__Directions for this task__
Your task is to transcribe all the entries exactly, excluding pictures.

__Material shown__
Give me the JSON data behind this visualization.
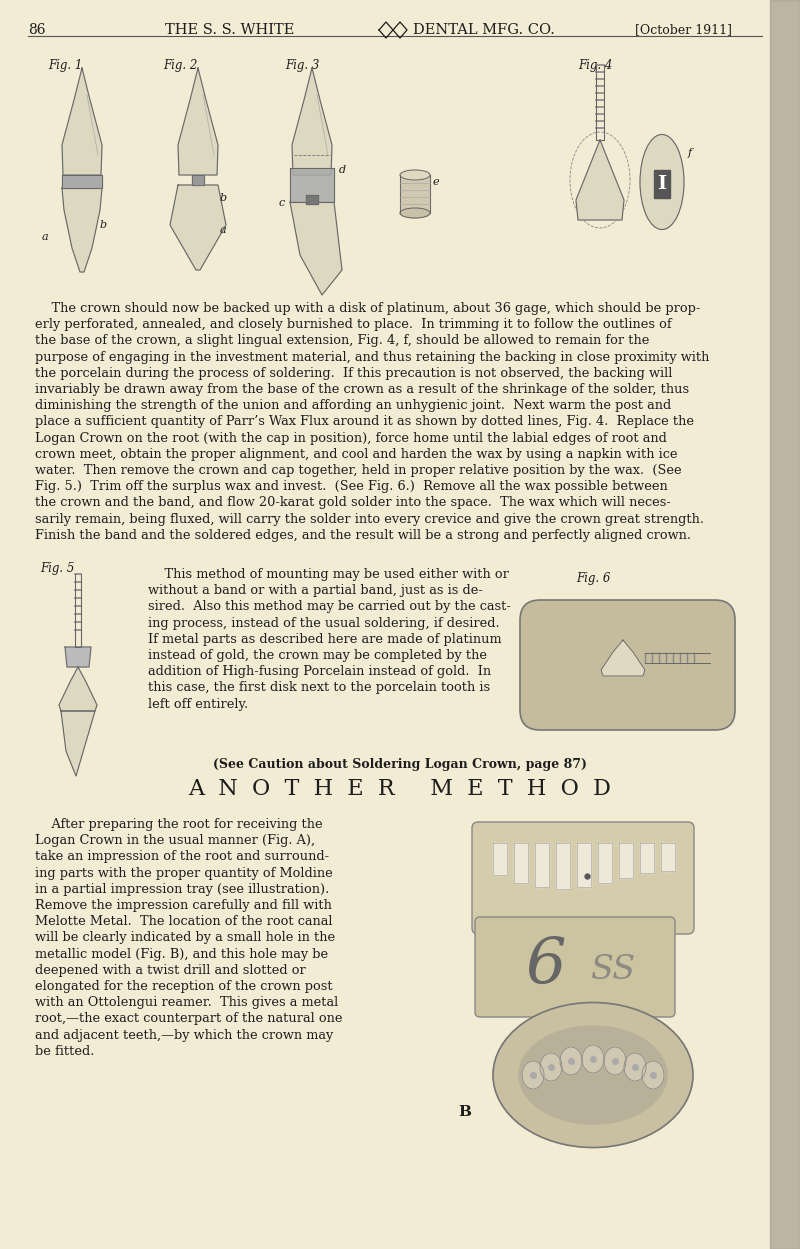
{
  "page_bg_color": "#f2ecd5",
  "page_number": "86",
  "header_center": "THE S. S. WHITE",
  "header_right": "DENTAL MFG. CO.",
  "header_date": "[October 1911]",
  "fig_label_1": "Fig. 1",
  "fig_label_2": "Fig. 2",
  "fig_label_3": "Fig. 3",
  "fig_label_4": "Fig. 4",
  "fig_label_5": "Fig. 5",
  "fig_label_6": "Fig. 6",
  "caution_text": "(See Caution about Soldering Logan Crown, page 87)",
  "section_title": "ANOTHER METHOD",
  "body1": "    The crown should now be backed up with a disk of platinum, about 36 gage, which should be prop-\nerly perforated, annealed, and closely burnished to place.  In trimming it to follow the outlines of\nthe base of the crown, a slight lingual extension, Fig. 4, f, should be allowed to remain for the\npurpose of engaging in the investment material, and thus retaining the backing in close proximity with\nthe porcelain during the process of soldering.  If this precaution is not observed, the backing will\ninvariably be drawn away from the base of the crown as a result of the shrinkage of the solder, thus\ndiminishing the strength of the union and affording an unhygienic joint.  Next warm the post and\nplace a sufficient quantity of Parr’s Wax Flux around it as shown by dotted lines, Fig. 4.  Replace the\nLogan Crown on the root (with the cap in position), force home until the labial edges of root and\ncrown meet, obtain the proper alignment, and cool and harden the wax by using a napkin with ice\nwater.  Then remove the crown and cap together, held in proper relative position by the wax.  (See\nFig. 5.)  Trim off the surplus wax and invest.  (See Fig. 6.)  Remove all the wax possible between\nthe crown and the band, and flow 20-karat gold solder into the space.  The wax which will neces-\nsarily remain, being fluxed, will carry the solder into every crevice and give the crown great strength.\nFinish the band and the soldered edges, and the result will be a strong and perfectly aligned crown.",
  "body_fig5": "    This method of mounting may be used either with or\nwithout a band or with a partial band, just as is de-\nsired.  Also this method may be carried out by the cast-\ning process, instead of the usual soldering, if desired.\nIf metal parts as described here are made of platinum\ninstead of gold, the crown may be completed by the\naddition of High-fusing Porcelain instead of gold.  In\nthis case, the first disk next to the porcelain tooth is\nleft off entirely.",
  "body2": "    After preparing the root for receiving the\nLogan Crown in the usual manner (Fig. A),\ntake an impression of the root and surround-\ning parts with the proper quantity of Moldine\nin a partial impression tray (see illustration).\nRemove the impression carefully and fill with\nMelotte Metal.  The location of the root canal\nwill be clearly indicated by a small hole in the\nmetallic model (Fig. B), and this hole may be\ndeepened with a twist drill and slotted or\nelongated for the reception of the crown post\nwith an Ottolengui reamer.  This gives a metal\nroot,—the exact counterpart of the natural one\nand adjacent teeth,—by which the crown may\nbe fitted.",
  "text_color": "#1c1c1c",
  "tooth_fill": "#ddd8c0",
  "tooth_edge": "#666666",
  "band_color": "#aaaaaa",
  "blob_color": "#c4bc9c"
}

__Result of the task__
Give me the JSON data behind this visualization.
{
  "page_bg_color": "#f2ecd5",
  "page_number": "86",
  "header_center": "THE S. S. WHITE",
  "header_right": "DENTAL MFG. CO.",
  "header_date": "[October 1911]",
  "fig_label_1": "Fig. 1",
  "fig_label_2": "Fig. 2",
  "fig_label_3": "Fig. 3",
  "fig_label_4": "Fig. 4",
  "fig_label_5": "Fig. 5",
  "fig_label_6": "Fig. 6",
  "caution_text": "(See Caution about Soldering Logan Crown, page 87)",
  "section_title": "ANOTHER METHOD",
  "body1": "    The crown should now be backed up with a disk of platinum, about 36 gage, which should be prop-\nerly perforated, annealed, and closely burnished to place.  In trimming it to follow the outlines of\nthe base of the crown, a slight lingual extension, Fig. 4, f, should be allowed to remain for the\npurpose of engaging in the investment material, and thus retaining the backing in close proximity with\nthe porcelain during the process of soldering.  If this precaution is not observed, the backing will\ninvariably be drawn away from the base of the crown as a result of the shrinkage of the solder, thus\ndiminishing the strength of the union and affording an unhygienic joint.  Next warm the post and\nplace a sufficient quantity of Parr’s Wax Flux around it as shown by dotted lines, Fig. 4.  Replace the\nLogan Crown on the root (with the cap in position), force home until the labial edges of root and\ncrown meet, obtain the proper alignment, and cool and harden the wax by using a napkin with ice\nwater.  Then remove the crown and cap together, held in proper relative position by the wax.  (See\nFig. 5.)  Trim off the surplus wax and invest.  (See Fig. 6.)  Remove all the wax possible between\nthe crown and the band, and flow 20-karat gold solder into the space.  The wax which will neces-\nsarily remain, being fluxed, will carry the solder into every crevice and give the crown great strength.\nFinish the band and the soldered edges, and the result will be a strong and perfectly aligned crown.",
  "body_fig5": "    This method of mounting may be used either with or\nwithout a band or with a partial band, just as is de-\nsired.  Also this method may be carried out by the cast-\ning process, instead of the usual soldering, if desired.\nIf metal parts as described here are made of platinum\ninstead of gold, the crown may be completed by the\naddition of High-fusing Porcelain instead of gold.  In\nthis case, the first disk next to the porcelain tooth is\nleft off entirely.",
  "body2": "    After preparing the root for receiving the\nLogan Crown in the usual manner (Fig. A),\ntake an impression of the root and surround-\ning parts with the proper quantity of Moldine\nin a partial impression tray (see illustration).\nRemove the impression carefully and fill with\nMelotte Metal.  The location of the root canal\nwill be clearly indicated by a small hole in the\nmetallic model (Fig. B), and this hole may be\ndeepened with a twist drill and slotted or\nelongated for the reception of the crown post\nwith an Ottolengui reamer.  This gives a metal\nroot,—the exact counterpart of the natural one\nand adjacent teeth,—by which the crown may\nbe fitted.",
  "text_color": "#1c1c1c",
  "tooth_fill": "#ddd8c0",
  "tooth_edge": "#666666",
  "band_color": "#aaaaaa",
  "blob_color": "#c4bc9c"
}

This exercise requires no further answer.